» WRITTEN PROBLEM:
In the listing that follows, how many lines contain the string "Rate"? Provide only the number.

-- Start INPUT --

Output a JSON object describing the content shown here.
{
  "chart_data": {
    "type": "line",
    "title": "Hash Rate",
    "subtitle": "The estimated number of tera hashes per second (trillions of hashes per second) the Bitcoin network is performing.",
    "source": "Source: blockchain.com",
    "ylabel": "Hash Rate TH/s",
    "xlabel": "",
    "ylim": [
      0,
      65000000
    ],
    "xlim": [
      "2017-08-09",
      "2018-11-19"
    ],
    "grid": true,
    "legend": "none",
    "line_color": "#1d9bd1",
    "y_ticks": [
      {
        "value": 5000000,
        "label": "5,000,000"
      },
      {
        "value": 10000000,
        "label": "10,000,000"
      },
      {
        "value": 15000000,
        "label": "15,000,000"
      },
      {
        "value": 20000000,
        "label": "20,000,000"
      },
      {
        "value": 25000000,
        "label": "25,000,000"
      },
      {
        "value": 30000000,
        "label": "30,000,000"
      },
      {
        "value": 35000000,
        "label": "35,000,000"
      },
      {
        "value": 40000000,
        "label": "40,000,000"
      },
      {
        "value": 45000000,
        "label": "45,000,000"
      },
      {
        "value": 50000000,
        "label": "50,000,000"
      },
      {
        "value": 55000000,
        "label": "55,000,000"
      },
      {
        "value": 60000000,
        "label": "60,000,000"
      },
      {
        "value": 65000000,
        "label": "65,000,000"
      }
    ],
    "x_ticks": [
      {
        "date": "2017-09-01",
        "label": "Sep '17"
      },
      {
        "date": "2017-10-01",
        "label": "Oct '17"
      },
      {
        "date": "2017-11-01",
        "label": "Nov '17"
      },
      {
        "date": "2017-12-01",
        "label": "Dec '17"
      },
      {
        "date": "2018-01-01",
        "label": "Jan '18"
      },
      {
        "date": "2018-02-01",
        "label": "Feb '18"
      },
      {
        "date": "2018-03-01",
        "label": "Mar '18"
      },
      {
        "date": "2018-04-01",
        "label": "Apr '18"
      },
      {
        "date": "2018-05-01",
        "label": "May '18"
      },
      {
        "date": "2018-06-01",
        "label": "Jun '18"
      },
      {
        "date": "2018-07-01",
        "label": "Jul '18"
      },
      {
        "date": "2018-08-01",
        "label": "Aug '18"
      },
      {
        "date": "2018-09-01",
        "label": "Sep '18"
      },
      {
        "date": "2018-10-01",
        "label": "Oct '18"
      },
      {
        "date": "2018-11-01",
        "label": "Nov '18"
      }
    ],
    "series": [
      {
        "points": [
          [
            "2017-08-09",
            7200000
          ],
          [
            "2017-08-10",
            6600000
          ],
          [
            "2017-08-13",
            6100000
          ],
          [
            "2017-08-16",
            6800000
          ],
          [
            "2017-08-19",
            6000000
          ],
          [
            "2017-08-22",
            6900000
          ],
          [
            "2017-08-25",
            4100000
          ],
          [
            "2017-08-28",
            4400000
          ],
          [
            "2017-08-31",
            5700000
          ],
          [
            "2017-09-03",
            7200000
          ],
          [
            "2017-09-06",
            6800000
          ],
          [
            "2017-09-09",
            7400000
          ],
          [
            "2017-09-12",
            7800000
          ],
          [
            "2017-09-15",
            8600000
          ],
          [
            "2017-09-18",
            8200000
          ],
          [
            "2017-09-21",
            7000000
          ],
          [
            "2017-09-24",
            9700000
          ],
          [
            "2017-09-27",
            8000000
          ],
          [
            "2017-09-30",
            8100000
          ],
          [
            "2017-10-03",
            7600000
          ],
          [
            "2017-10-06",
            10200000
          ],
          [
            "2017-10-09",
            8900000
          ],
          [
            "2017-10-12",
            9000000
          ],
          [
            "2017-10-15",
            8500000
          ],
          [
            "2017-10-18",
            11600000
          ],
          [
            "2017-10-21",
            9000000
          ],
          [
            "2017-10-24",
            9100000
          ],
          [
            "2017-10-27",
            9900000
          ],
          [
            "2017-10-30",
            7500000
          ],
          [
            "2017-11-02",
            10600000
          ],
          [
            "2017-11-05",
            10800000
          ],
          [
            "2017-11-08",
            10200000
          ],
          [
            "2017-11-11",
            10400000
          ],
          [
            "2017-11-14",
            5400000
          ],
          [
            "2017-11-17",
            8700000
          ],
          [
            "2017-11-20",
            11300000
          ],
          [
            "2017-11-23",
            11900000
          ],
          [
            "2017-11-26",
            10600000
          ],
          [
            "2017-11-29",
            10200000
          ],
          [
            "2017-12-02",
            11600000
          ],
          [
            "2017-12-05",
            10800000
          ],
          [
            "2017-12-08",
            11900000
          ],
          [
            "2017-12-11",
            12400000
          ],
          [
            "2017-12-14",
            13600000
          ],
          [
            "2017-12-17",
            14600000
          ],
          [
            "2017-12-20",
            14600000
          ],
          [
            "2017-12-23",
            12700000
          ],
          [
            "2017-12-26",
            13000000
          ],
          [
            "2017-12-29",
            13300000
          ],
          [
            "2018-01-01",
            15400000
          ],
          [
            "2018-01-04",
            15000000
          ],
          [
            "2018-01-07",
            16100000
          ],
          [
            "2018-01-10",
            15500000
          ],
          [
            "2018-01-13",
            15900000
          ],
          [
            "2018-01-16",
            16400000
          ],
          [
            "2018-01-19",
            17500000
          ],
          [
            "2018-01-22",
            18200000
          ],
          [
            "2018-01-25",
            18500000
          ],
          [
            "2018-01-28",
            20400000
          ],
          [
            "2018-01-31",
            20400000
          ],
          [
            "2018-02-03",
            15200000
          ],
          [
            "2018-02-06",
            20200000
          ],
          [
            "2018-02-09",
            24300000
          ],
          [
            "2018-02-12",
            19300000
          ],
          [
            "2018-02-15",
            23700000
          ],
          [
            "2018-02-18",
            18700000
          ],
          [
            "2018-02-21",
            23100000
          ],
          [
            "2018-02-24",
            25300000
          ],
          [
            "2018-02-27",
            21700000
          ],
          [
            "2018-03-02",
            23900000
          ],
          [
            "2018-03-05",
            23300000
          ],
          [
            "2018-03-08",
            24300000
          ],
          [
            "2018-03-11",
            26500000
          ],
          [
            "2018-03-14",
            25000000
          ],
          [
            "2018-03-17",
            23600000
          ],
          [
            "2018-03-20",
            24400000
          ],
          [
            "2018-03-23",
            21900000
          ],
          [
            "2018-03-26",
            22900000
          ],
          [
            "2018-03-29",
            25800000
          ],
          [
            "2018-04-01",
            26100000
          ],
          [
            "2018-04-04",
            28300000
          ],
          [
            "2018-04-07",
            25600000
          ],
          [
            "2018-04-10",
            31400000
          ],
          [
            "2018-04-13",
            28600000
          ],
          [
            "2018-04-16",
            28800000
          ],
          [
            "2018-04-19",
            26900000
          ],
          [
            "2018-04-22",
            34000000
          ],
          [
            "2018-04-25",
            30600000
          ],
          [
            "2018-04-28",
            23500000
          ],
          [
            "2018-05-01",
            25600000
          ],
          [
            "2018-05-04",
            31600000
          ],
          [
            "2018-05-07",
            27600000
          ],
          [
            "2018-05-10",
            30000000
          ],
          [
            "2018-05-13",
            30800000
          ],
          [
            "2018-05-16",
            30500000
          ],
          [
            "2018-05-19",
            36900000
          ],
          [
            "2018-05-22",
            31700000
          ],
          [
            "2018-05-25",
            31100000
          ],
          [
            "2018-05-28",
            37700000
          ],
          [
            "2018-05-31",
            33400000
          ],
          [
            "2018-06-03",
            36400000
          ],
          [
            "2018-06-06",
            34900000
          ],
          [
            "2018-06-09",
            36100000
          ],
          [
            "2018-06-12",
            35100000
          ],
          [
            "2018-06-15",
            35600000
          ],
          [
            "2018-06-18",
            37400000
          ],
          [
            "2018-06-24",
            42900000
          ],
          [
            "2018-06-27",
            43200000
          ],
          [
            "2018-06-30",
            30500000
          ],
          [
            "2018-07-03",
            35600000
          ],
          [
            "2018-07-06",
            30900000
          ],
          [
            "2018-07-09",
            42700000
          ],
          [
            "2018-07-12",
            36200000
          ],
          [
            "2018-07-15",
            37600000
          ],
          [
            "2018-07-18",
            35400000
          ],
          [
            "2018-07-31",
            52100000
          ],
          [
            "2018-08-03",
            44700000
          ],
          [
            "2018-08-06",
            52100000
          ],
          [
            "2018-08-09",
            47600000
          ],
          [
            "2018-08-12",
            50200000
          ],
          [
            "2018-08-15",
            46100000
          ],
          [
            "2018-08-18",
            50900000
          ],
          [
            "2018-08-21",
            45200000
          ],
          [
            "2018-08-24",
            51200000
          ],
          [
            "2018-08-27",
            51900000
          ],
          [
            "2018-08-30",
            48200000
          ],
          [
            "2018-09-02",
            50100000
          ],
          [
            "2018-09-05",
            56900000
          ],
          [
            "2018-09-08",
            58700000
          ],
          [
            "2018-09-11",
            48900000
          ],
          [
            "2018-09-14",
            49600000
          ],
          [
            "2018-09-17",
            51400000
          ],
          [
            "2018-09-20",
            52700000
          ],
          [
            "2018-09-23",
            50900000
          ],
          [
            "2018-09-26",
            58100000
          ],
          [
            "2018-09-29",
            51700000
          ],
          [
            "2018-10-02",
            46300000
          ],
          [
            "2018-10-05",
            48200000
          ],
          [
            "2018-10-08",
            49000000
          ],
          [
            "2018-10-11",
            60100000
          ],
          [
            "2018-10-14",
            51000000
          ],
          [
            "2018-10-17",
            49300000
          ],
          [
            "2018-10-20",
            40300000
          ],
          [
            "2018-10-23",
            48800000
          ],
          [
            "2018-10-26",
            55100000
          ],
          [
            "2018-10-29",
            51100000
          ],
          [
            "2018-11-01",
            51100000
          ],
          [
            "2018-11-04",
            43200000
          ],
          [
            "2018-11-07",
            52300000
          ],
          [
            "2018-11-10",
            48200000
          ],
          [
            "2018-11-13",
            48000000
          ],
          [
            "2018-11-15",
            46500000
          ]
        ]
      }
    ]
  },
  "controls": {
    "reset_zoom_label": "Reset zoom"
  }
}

-- End INPUT --

» THE RESULT:
2